Collection entries:

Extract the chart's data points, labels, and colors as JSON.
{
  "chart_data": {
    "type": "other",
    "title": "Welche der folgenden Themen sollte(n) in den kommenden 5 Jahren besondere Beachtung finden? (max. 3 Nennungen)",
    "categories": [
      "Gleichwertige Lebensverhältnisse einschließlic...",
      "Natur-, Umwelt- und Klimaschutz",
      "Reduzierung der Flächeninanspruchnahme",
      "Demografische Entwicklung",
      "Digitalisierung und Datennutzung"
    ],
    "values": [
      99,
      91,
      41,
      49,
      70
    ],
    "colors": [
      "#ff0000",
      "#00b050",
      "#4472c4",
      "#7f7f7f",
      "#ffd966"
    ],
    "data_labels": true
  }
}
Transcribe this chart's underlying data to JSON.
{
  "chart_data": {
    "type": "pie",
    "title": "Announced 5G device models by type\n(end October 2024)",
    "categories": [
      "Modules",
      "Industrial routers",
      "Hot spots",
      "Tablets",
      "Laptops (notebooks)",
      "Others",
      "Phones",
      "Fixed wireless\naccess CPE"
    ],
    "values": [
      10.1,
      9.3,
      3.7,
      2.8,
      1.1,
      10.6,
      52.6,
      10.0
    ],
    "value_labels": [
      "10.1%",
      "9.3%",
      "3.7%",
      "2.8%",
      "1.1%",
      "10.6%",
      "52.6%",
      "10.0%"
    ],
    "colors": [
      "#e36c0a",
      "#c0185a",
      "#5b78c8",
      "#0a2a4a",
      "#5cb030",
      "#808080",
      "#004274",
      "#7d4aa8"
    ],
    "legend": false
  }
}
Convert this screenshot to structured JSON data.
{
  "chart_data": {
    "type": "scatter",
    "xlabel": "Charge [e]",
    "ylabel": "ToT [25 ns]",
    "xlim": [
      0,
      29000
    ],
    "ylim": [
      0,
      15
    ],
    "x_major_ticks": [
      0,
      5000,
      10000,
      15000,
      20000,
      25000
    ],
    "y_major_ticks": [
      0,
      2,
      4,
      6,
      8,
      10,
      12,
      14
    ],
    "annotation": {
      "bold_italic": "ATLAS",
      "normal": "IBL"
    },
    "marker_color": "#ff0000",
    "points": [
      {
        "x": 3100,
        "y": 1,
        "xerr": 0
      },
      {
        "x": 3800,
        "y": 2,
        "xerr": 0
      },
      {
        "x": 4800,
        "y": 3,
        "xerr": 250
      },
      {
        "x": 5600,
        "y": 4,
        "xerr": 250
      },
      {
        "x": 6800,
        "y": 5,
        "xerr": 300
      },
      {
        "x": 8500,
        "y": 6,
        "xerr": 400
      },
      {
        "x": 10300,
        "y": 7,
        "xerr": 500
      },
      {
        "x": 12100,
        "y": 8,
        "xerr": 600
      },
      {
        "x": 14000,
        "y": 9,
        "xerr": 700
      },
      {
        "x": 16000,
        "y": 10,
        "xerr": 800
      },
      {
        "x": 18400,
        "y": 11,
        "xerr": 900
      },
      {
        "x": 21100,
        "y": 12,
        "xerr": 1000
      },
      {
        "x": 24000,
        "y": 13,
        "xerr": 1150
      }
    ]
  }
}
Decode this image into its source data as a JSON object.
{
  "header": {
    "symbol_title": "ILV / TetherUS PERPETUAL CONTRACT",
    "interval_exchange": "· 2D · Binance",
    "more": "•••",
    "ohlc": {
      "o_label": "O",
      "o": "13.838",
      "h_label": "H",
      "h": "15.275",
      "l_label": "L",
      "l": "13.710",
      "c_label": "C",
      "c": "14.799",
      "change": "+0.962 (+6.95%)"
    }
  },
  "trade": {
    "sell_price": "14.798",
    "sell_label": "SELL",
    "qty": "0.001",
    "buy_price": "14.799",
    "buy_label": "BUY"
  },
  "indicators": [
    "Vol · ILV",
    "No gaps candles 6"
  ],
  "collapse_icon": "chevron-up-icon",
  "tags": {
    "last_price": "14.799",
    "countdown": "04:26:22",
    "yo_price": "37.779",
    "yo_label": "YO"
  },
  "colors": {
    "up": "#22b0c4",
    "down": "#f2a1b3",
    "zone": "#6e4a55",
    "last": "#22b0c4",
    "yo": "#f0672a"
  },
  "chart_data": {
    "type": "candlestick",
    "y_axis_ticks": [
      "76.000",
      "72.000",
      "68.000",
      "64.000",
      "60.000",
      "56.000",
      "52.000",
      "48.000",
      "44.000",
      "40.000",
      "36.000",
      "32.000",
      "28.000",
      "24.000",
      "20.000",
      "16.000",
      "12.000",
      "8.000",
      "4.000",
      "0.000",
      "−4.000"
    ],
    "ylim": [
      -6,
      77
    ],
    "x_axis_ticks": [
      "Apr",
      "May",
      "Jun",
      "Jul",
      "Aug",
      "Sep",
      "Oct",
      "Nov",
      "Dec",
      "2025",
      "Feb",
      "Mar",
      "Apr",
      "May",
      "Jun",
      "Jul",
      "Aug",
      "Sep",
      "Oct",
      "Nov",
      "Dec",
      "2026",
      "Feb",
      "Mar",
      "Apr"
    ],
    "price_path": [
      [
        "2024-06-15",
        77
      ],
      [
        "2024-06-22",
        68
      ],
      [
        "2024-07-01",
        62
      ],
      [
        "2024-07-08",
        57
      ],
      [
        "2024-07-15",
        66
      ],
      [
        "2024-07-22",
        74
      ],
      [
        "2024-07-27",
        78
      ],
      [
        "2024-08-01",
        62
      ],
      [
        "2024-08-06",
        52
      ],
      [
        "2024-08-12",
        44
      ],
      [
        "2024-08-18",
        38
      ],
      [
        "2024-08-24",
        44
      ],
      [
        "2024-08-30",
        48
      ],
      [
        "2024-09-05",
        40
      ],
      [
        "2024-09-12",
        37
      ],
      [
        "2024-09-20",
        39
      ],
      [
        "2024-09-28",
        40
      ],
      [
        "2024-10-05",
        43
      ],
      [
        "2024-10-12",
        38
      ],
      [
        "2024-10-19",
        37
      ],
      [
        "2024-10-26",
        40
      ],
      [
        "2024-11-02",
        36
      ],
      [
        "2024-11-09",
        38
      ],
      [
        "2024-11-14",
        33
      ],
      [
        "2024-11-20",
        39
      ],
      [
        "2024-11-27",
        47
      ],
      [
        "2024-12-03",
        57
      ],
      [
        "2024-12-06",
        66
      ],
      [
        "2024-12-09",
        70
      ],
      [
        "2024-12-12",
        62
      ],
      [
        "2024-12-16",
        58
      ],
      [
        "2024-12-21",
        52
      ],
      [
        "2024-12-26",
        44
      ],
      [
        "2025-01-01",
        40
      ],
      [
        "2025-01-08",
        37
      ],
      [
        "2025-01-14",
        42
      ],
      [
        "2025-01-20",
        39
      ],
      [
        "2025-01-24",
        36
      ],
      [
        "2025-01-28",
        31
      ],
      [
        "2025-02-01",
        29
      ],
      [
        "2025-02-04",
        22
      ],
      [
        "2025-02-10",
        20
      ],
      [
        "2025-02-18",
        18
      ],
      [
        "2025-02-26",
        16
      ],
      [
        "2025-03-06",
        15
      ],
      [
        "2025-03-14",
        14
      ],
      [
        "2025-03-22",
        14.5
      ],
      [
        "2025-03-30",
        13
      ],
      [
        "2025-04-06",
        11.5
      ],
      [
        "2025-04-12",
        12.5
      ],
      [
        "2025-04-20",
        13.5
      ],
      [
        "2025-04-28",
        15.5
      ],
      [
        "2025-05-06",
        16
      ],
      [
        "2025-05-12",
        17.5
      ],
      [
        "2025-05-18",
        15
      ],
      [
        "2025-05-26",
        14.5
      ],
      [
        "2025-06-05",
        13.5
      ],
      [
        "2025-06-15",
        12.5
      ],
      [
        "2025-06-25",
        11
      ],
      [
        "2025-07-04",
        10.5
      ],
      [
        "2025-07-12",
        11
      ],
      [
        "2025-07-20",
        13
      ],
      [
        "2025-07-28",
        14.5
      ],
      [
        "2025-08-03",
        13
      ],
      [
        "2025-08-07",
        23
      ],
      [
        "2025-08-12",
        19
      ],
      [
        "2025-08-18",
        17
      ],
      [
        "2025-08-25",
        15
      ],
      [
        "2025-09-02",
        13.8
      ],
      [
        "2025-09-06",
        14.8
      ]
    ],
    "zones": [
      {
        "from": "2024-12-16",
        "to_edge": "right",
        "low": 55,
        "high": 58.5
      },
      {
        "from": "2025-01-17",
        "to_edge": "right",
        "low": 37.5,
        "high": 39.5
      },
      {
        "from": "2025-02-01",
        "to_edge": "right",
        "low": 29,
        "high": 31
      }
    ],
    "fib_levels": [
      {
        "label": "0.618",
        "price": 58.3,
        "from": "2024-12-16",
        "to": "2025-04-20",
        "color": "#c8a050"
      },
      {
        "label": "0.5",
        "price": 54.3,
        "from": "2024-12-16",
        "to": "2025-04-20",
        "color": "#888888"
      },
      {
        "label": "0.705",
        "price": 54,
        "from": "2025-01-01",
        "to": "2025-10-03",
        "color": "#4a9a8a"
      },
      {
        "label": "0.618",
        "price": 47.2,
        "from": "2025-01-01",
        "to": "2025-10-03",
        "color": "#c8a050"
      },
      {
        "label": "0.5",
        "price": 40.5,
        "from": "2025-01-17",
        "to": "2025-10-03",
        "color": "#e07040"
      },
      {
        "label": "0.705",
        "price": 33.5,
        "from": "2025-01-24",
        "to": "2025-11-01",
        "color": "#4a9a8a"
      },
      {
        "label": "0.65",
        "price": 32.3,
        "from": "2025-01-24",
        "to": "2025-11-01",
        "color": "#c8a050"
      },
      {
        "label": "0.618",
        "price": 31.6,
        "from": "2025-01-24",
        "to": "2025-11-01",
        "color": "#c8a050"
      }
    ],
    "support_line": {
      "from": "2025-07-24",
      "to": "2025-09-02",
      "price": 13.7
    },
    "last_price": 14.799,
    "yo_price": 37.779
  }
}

◆ Set exercise
Check each line of the records for the string "JSON" and state how many lines contain it. Give only the number.

◆ Full output
4